→ **Exercise instructions**:
Retype the complete listing exactly as it appears.

→ **Records supplied**:
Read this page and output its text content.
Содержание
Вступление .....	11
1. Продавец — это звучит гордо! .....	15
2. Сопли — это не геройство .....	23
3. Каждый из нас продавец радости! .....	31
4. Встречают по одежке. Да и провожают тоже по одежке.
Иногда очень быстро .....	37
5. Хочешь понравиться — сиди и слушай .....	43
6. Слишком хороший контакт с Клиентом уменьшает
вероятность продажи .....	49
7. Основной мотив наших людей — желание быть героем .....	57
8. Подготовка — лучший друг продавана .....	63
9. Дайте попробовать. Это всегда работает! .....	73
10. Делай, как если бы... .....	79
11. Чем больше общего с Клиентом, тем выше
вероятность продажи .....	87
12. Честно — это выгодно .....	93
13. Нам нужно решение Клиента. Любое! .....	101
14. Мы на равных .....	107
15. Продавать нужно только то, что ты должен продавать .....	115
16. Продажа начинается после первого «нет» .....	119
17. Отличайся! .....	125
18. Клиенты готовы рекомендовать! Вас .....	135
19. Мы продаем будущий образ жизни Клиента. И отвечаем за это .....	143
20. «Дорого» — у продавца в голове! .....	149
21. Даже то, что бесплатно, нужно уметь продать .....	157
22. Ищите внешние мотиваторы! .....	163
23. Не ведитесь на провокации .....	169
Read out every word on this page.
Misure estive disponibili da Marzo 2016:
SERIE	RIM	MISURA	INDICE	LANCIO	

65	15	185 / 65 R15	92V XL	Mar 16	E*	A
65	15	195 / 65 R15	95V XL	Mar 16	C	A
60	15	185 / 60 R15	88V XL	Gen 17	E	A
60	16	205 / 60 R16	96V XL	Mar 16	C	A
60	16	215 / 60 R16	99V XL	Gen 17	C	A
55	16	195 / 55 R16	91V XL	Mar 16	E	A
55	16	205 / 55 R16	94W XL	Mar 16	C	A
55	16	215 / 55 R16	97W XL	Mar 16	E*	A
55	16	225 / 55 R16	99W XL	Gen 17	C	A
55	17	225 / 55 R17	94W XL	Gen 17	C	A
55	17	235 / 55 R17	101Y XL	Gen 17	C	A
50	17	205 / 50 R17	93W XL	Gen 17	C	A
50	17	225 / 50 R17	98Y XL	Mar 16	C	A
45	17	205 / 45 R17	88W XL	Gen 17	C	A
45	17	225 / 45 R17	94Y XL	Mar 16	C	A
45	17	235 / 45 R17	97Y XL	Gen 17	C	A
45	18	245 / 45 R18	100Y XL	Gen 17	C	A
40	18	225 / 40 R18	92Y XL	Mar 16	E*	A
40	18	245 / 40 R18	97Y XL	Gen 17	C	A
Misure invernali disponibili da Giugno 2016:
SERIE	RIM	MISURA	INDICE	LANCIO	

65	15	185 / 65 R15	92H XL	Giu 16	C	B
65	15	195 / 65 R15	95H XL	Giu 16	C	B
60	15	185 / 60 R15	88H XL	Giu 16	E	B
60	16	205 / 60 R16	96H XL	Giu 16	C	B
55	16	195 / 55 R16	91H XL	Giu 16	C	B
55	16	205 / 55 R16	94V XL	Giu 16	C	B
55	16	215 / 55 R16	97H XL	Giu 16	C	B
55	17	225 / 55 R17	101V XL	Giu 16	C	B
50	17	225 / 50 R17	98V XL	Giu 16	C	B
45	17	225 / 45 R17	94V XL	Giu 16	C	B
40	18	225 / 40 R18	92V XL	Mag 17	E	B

→ **Task output**:
Read this page and output its text content.
Содержание
Вступление .....	11
1. Продавец — это звучит гордо! .....	15
2. Сопли — это не геройство .....	23
3. Каждый из нас продавец радости! .....	31
4. Встречают по одежке. Да и провожают тоже по одежке.
Иногда очень быстро .....	37
5. Хочешь понравиться — сиди и слушай .....	43
6. Слишком хороший контакт с Клиентом уменьшает
вероятность продажи .....	49
7. Основной мотив наших людей — желание быть героем .....	57
8. Подготовка — лучший друг продавана .....	63
9. Дайте попробовать. Это всегда работает! .....	73
10. Делай, как если бы... .....	79
11. Чем больше общего с Клиентом, тем выше
вероятность продажи .....	87
12. Честно — это выгодно .....	93
13. Нам нужно решение Клиента. Любое! .....	101
14. Мы на равных .....	107
15. Продавать нужно только то, что ты должен продавать .....	115
16. Продажа начинается после первого «нет» .....	119
17. Отличайся! .....	125
18. Клиенты готовы рекомендовать! Вас .....	135
19. Мы продаем будущий образ жизни Клиента. И отвечаем за это .....	143
20. «Дорого» — у продавца в голове! .....	149
21. Даже то, что бесплатно, нужно уметь продать .....	157
22. Ищите внешние мотиваторы! .....	163
23. Не ведитесь на провокации .....	169
Read out every word on this page.
Misure estive disponibili da Marzo 2016:
SERIE	RIM	MISURA	INDICE	LANCIO	

65	15	185 / 65 R15	92V XL	Mar 16	E*	A
65	15	195 / 65 R15	95V XL	Mar 16	C	A
60	15	185 / 60 R15	88V XL	Gen 17	E	A
60	16	205 / 60 R16	96V XL	Mar 16	C	A
60	16	215 / 60 R16	99V XL	Gen 17	C	A
55	16	195 / 55 R16	91V XL	Mar 16	E	A
55	16	205 / 55 R16	94W XL	Mar 16	C	A
55	16	215 / 55 R16	97W XL	Mar 16	E*	A
55	16	225 / 55 R16	99W XL	Gen 17	C	A
55	17	225 / 55 R17	94W XL	Gen 17	C	A
55	17	235 / 55 R17	101Y XL	Gen 17	C	A
50	17	205 / 50 R17	93W XL	Gen 17	C	A
50	17	225 / 50 R17	98Y XL	Mar 16	C	A
45	17	205 / 45 R17	88W XL	Gen 17	C	A
45	17	225 / 45 R17	94Y XL	Mar 16	C	A
45	17	235 / 45 R17	97Y XL	Gen 17	C	A
45	18	245 / 45 R18	100Y XL	Gen 17	C	A
40	18	225 / 40 R18	92Y XL	Mar 16	E*	A
40	18	245 / 40 R18	97Y XL	Gen 17	C	A
Misure invernali disponibili da Giugno 2016:
SERIE	RIM	MISURA	INDICE	LANCIO	

65	15	185 / 65 R15	92H XL	Giu 16	C	B
65	15	195 / 65 R15	95H XL	Giu 16	C	B
60	15	185 / 60 R15	88H XL	Giu 16	E	B
60	16	205 / 60 R16	96H XL	Giu 16	C	B
55	16	195 / 55 R16	91H XL	Giu 16	C	B
55	16	205 / 55 R16	94V XL	Giu 16	C	B
55	16	215 / 55 R16	97H XL	Giu 16	C	B
55	17	225 / 55 R17	101V XL	Giu 16	C	B
50	17	225 / 50 R17	98V XL	Giu 16	C	B
45	17	225 / 45 R17	94V XL	Giu 16	C	B
40	18	225 / 40 R18	92V XL	Mag 17	E	B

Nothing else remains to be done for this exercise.